§ **WHAT YOU WILL DO**
Every record below is to be retyped exactly.
----
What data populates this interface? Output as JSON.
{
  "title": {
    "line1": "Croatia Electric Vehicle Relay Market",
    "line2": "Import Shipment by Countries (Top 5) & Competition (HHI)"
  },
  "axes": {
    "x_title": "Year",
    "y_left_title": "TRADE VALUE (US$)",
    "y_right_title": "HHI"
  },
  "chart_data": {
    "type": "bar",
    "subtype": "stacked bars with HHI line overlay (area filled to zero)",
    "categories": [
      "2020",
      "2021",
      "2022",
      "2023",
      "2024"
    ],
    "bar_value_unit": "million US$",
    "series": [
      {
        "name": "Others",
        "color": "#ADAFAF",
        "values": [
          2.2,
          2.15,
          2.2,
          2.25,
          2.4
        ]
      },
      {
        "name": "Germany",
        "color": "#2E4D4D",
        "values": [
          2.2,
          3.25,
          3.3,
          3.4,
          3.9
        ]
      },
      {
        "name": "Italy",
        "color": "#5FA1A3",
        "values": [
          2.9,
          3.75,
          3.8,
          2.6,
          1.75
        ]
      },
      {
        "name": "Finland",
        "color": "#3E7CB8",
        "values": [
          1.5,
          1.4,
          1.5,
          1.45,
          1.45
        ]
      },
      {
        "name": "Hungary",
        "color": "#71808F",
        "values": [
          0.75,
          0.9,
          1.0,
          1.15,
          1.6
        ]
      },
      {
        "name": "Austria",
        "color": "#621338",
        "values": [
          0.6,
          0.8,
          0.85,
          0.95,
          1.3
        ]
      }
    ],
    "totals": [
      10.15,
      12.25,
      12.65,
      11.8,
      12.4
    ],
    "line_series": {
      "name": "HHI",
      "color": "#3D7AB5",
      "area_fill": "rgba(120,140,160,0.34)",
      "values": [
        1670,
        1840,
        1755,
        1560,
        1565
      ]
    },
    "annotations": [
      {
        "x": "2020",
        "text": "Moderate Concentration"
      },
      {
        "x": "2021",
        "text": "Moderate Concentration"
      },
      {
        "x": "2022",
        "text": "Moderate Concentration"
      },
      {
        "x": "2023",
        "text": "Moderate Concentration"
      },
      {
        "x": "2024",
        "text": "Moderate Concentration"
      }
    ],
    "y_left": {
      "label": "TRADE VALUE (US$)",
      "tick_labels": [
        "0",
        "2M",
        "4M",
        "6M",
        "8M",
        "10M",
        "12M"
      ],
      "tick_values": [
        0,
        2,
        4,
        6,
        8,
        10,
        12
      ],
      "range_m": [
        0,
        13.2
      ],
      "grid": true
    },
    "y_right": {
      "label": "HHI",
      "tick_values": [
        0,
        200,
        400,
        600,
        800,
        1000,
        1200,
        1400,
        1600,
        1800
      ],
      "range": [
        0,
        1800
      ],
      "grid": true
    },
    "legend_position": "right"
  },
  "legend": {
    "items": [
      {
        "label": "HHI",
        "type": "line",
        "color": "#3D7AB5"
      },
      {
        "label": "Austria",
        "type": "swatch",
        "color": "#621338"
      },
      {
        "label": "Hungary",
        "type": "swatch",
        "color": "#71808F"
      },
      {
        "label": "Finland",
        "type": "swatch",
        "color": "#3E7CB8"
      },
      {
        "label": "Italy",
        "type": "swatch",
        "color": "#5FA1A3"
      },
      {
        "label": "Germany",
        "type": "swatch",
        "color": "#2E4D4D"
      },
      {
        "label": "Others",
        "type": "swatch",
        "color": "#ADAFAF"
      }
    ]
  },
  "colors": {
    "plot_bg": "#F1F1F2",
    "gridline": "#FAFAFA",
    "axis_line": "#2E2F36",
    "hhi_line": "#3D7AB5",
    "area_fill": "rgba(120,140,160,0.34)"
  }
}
----
§ **ANSWER TO THIS TASK**
What data populates this interface? Output as JSON.
{
  "title": {
    "line1": "Croatia Electric Vehicle Relay Market",
    "line2": "Import Shipment by Countries (Top 5) & Competition (HHI)"
  },
  "axes": {
    "x_title": "Year",
    "y_left_title": "TRADE VALUE (US$)",
    "y_right_title": "HHI"
  },
  "chart_data": {
    "type": "bar",
    "subtype": "stacked bars with HHI line overlay (area filled to zero)",
    "categories": [
      "2020",
      "2021",
      "2022",
      "2023",
      "2024"
    ],
    "bar_value_unit": "million US$",
    "series": [
      {
        "name": "Others",
        "color": "#ADAFAF",
        "values": [
          2.2,
          2.15,
          2.2,
          2.25,
          2.4
        ]
      },
      {
        "name": "Germany",
        "color": "#2E4D4D",
        "values": [
          2.2,
          3.25,
          3.3,
          3.4,
          3.9
        ]
      },
      {
        "name": "Italy",
        "color": "#5FA1A3",
        "values": [
          2.9,
          3.75,
          3.8,
          2.6,
          1.75
        ]
      },
      {
        "name": "Finland",
        "color": "#3E7CB8",
        "values": [
          1.5,
          1.4,
          1.5,
          1.45,
          1.45
        ]
      },
      {
        "name": "Hungary",
        "color": "#71808F",
        "values": [
          0.75,
          0.9,
          1.0,
          1.15,
          1.6
        ]
      },
      {
        "name": "Austria",
        "color": "#621338",
        "values": [
          0.6,
          0.8,
          0.85,
          0.95,
          1.3
        ]
      }
    ],
    "totals": [
      10.15,
      12.25,
      12.65,
      11.8,
      12.4
    ],
    "line_series": {
      "name": "HHI",
      "color": "#3D7AB5",
      "area_fill": "rgba(120,140,160,0.34)",
      "values": [
        1670,
        1840,
        1755,
        1560,
        1565
      ]
    },
    "annotations": [
      {
        "x": "2020",
        "text": "Moderate Concentration"
      },
      {
        "x": "2021",
        "text": "Moderate Concentration"
      },
      {
        "x": "2022",
        "text": "Moderate Concentration"
      },
      {
        "x": "2023",
        "text": "Moderate Concentration"
      },
      {
        "x": "2024",
        "text": "Moderate Concentration"
      }
    ],
    "y_left": {
      "label": "TRADE VALUE (US$)",
      "tick_labels": [
        "0",
        "2M",
        "4M",
        "6M",
        "8M",
        "10M",
        "12M"
      ],
      "tick_values": [
        0,
        2,
        4,
        6,
        8,
        10,
        12
      ],
      "range_m": [
        0,
        13.2
      ],
      "grid": true
    },
    "y_right": {
      "label": "HHI",
      "tick_values": [
        0,
        200,
        400,
        600,
        800,
        1000,
        1200,
        1400,
        1600,
        1800
      ],
      "range": [
        0,
        1800
      ],
      "grid": true
    },
    "legend_position": "right"
  },
  "legend": {
    "items": [
      {
        "label": "HHI",
        "type": "line",
        "color": "#3D7AB5"
      },
      {
        "label": "Austria",
        "type": "swatch",
        "color": "#621338"
      },
      {
        "label": "Hungary",
        "type": "swatch",
        "color": "#71808F"
      },
      {
        "label": "Finland",
        "type": "swatch",
        "color": "#3E7CB8"
      },
      {
        "label": "Italy",
        "type": "swatch",
        "color": "#5FA1A3"
      },
      {
        "label": "Germany",
        "type": "swatch",
        "color": "#2E4D4D"
      },
      {
        "label": "Others",
        "type": "swatch",
        "color": "#ADAFAF"
      }
    ]
  },
  "colors": {
    "plot_bg": "#F1F1F2",
    "gridline": "#FAFAFA",
    "axis_line": "#2E2F36",
    "hhi_line": "#3D7AB5",
    "area_fill": "rgba(120,140,160,0.34)"
  }
}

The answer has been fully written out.